* _Selected extract_:
****************************************

Carl Burnett made reference to write directory delegation in DFS (I think 
???*****).  I'm guessing that the issues of lack of shared semantics that 
he mentions could be worked around, if it was worth it.  But I wonder 
about the effects of communications problems, as I mentioned above, 
particularly in an internet environment.  So I would be interested in 
hearing about actual experiences with this.  Is it worth it, given that
spec-ing and implementing this is liable to be a lot of work?

There are number of other issues that people have brought up that seem 
to be inter-related:

     Delegated directory contents as READDIR or READDIR+ (or what is 
     the role of attributes?).

     Synchronous or asynchronous notification.

     Notification of changes vs. a clear-your-dnlc-for-directory model.  
     (raised by Tom Talpey in some private e-mail).

These all relate to the issue of what write delegations are intended to 
do (Oh Gosh, I need a Problem Statement :-).  So the following things are 
possibilities (not mutually exclusive). I'm particularly interested in 
additions to this list, except when they complicate the design.  Come to 
think of it, I'm not interested in changes to the list :-), but I know 
that won't stop anybody.

     Enable files to be accessed without significant server interaction 
     when they exist in read-mostly directories, or rather, in directories 
     that are not being written by other clients.

     Tracking changes in a specific directories for programs that display 
     directories for GUI tools, without ugly polling.

     Accessing non-existent files in a non-changing directory, presumably 
     one which exists :-), or the issue of ENOENT lookups/opens mentioned 
     by Carl Burnett.

Let's first consider the issue of asynchronous vs. synchronous notification.  
The motivation for asynchronous notification is that it is better from the 
server's point of view in that operations will not be held up due to network 
problems or a client not responding quickly to a callback (or being down) 
and that even when everything is working OK there is a cost in that a delay 
equal to twice the latency to the most distant notified client is added.

So the issue boils down to whether asynchronous notification will do the job.  
Carl's comments have caused me to rethink the issue and I've decided that 
they won't, at least for anything other than the case of the GUI tools.  So 
I think I'm back in the synchronous notification camp.

Tom Talpey (private e-mail) has raised the issue of whether change notifica-
tion is worth it at all, and whether instead you just have a recall/revoca-
tion event and let the client just get his delegation again and refetch the 
modified directory contents.  This does make the feature easier to spec 
(e.g. There is a tough case of sequencing notifications and successive 
READDIR's when fetching a big directory, as well as a more complicated set 
of callbacks to define).  However, I worry about very large directories and 
the effort of refetching, when there is a modest level of exogenous
directory change.  What do other people think?  I think I'm going to go 
forward trying to do the notifications, unless it turns out  that the 
complexities make this too difficult to do for v4.1.

****************************************

* _Listed records_:
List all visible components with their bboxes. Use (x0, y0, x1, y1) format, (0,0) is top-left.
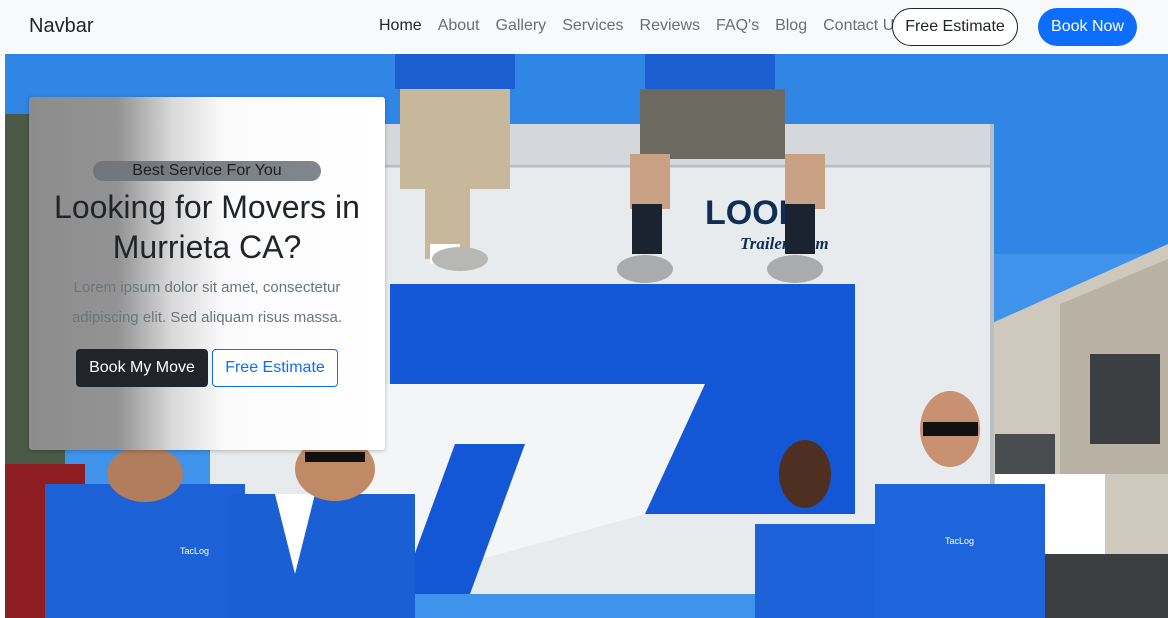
free-estimate-nav-button[interactable]: Free Estimate (892, 8, 1018, 46)
free-estimate-button[interactable]: Free Estimate (212, 349, 338, 387)
service-badge: Best Service For You (93, 161, 321, 181)
nav-link-faqs[interactable]: FAQ's (716, 17, 759, 35)
nav-link-about[interactable]: About (438, 17, 480, 35)
nav-link-blog[interactable]: Blog (775, 17, 807, 35)
hero-title: Looking for Movers in Murrieta CA? (54, 189, 360, 265)
book-my-move-button[interactable]: Book My Move (76, 349, 208, 387)
nav-link-services[interactable]: Services (562, 17, 623, 35)
nav-link-gallery[interactable]: Gallery (496, 17, 547, 35)
shirt-logo-2: TacLog (945, 536, 974, 546)
navbar: Navbar Home About Gallery Services Revie… (0, 0, 1168, 54)
nav-links: Home About Gallery Services Reviews FAQ'… (379, 17, 918, 35)
hero-card: Best Service For You Looking for Movers … (29, 97, 385, 450)
truck-subtext: Trailers.com (740, 234, 829, 253)
shirt-logo: TacLog (180, 546, 209, 556)
nav-link-contact[interactable]: Contact Us (823, 17, 902, 35)
hero-description: Lorem ipsum dolor sit amet, consectetur … (71, 279, 343, 326)
nav-link-reviews[interactable]: Reviews (640, 17, 700, 35)
nav-link-home[interactable]: Home (379, 17, 422, 35)
book-now-button[interactable]: Book Now (1038, 8, 1137, 46)
navbar-brand[interactable]: Navbar (29, 15, 93, 38)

****************************************

* _Problems to work on_:
a: From the post on directory delegation, copy word for word the part that opens with the words containing "Let's first consider" and closes with "synchronous notification camp.".
b: In the records, take the part that opens with the line containing "free-estimate-nav-button[interactable]: Free Estimate" and closes with the line containing "navbar: Navbar Home", and switch "Murrieta" to "Temecula". Give only those lines, with nothing else changed.

* _The solutions_:
a:
Let's first consider the issue of asynchronous vs. synchronous notification.  
The motivation for asynchronous notification is that it is better from the 
server's point of view in that operations will not be held up due to network 
problems or a client not responding quickly to a callback (or being down) 
and that even when everything is working OK there is a cost in that a delay 
equal to twice the latency to the most distant notified client is added.

So the issue boils down to whether asynchronous notification will do the job.  
Carl's comments have caused me to rethink the issue and I've decided that 
they won't, at least for anything other than the case of the GUI tools.  So 
I think I'm back in the synchronous notification camp.

b:
free-estimate-nav-button[interactable]: Free Estimate (892, 8, 1018, 46)
free-estimate-button[interactable]: Free Estimate (212, 349, 338, 387)
service-badge: Best Service For You (93, 161, 321, 181)
nav-link-faqs[interactable]: FAQ's (716, 17, 759, 35)
nav-link-about[interactable]: About (438, 17, 480, 35)
nav-link-blog[interactable]: Blog (775, 17, 807, 35)
hero-title: Looking for Movers in Temecula CA? (54, 189, 360, 265)
book-my-move-button[interactable]: Book My Move (76, 349, 208, 387)
nav-link-services[interactable]: Services (562, 17, 623, 35)
nav-link-gallery[interactable]: Gallery (496, 17, 547, 35)
shirt-logo-2: TacLog (945, 536, 974, 546)
navbar: Navbar Home About Gallery Services Revie… (0, 0, 1168, 54)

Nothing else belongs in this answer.